-- WRITTEN TASK --
Extract the text of each entry below exactly, leaving every image behind.

Entries from a visual dataset:

::::

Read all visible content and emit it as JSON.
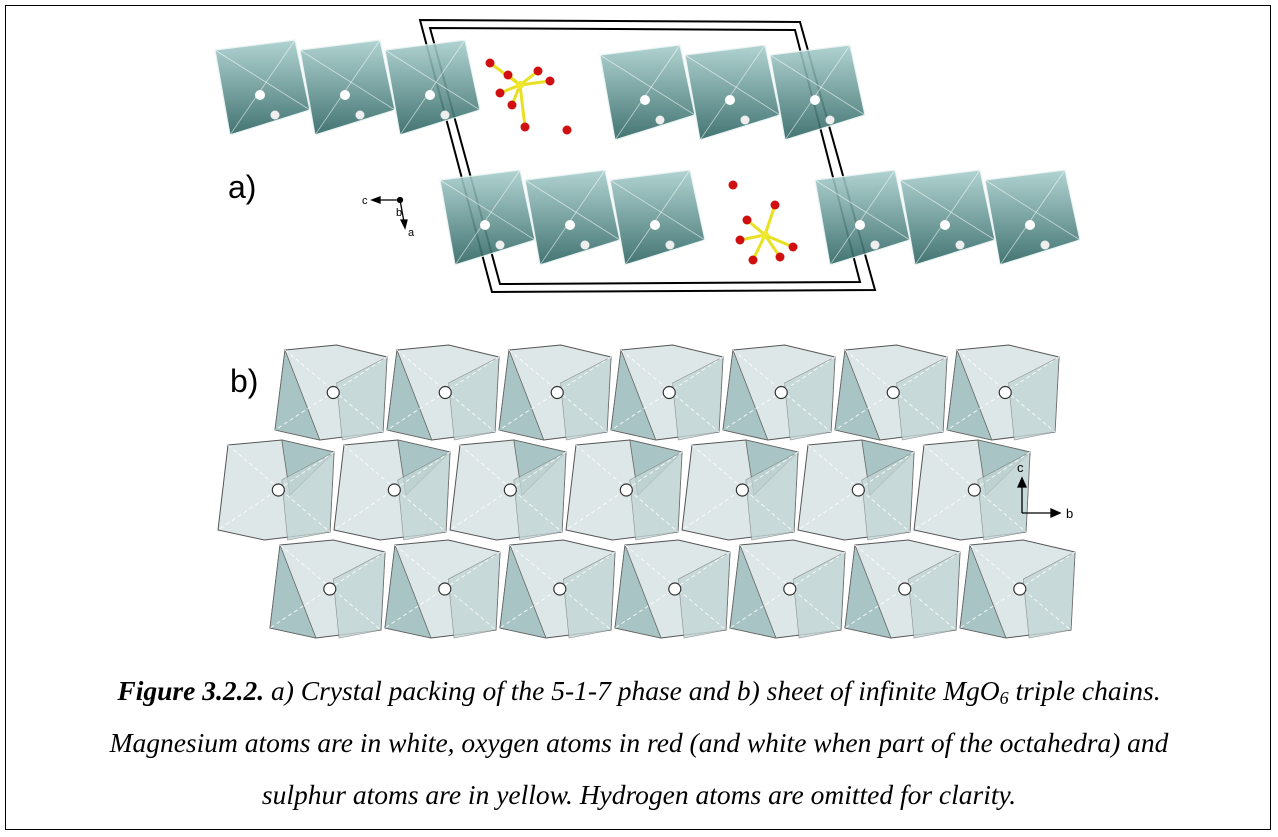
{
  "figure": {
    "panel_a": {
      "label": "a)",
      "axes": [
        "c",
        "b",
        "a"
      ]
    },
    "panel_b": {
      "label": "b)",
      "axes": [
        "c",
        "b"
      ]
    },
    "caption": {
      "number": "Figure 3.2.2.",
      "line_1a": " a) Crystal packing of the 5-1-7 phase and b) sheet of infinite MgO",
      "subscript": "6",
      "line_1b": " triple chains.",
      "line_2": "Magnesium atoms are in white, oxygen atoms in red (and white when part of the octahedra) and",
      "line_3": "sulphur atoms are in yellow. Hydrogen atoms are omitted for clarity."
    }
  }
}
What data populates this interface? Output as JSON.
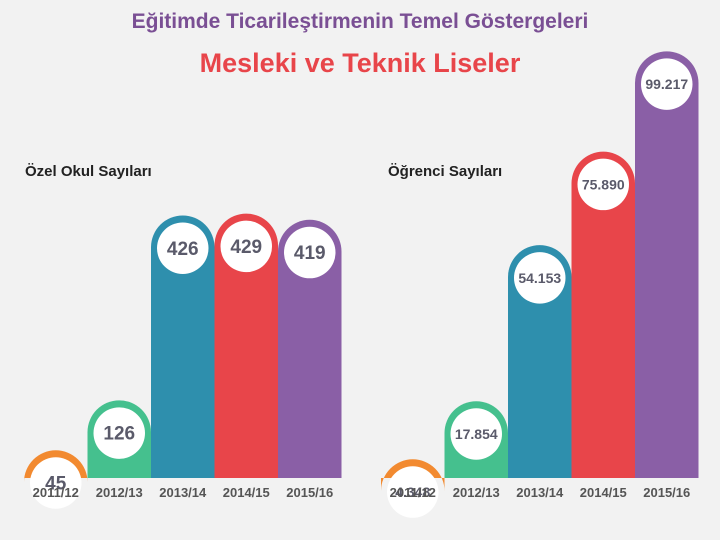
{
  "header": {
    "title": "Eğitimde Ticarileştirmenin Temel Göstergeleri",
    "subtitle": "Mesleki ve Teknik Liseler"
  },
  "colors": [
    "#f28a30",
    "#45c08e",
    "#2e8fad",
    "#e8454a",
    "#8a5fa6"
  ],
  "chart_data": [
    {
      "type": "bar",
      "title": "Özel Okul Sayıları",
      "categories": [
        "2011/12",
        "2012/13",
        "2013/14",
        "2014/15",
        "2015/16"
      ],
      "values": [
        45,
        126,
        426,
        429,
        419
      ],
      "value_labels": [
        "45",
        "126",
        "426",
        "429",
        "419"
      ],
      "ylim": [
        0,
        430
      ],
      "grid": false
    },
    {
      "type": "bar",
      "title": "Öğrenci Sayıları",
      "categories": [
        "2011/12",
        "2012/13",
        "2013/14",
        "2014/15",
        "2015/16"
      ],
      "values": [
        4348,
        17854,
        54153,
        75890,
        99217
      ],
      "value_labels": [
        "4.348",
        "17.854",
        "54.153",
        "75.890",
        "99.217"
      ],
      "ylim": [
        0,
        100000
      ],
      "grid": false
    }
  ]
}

::::

-- PROBLEM SOLUTION --
Read all visible content and emit it as JSON.
{
  "figure": {
    "panel_a": {
      "label": "a)",
      "axes": [
        "c",
        "b",
        "a"
      ]
    },
    "panel_b": {
      "label": "b)",
      "axes": [
        "c",
        "b"
      ]
    },
    "caption": {
      "number": "Figure 3.2.2.",
      "line_1a": " a) Crystal packing of the 5-1-7 phase and b) sheet of infinite MgO",
      "subscript": "6",
      "line_1b": " triple chains.",
      "line_2": "Magnesium atoms are in white, oxygen atoms in red (and white when part of the octahedra) and",
      "line_3": "sulphur atoms are in yellow. Hydrogen atoms are omitted for clarity."
    }
  }
}
What data populates this interface? Output as JSON.
{
  "header": {
    "title": "Eğitimde Ticarileştirmenin Temel Göstergeleri",
    "subtitle": "Mesleki ve Teknik Liseler"
  },
  "colors": [
    "#f28a30",
    "#45c08e",
    "#2e8fad",
    "#e8454a",
    "#8a5fa6"
  ],
  "chart_data": [
    {
      "type": "bar",
      "title": "Özel Okul Sayıları",
      "categories": [
        "2011/12",
        "2012/13",
        "2013/14",
        "2014/15",
        "2015/16"
      ],
      "values": [
        45,
        126,
        426,
        429,
        419
      ],
      "value_labels": [
        "45",
        "126",
        "426",
        "429",
        "419"
      ],
      "ylim": [
        0,
        430
      ],
      "grid": false
    },
    {
      "type": "bar",
      "title": "Öğrenci Sayıları",
      "categories": [
        "2011/12",
        "2012/13",
        "2013/14",
        "2014/15",
        "2015/16"
      ],
      "values": [
        4348,
        17854,
        54153,
        75890,
        99217
      ],
      "value_labels": [
        "4.348",
        "17.854",
        "54.153",
        "75.890",
        "99.217"
      ],
      "ylim": [
        0,
        100000
      ],
      "grid": false
    }
  ]
}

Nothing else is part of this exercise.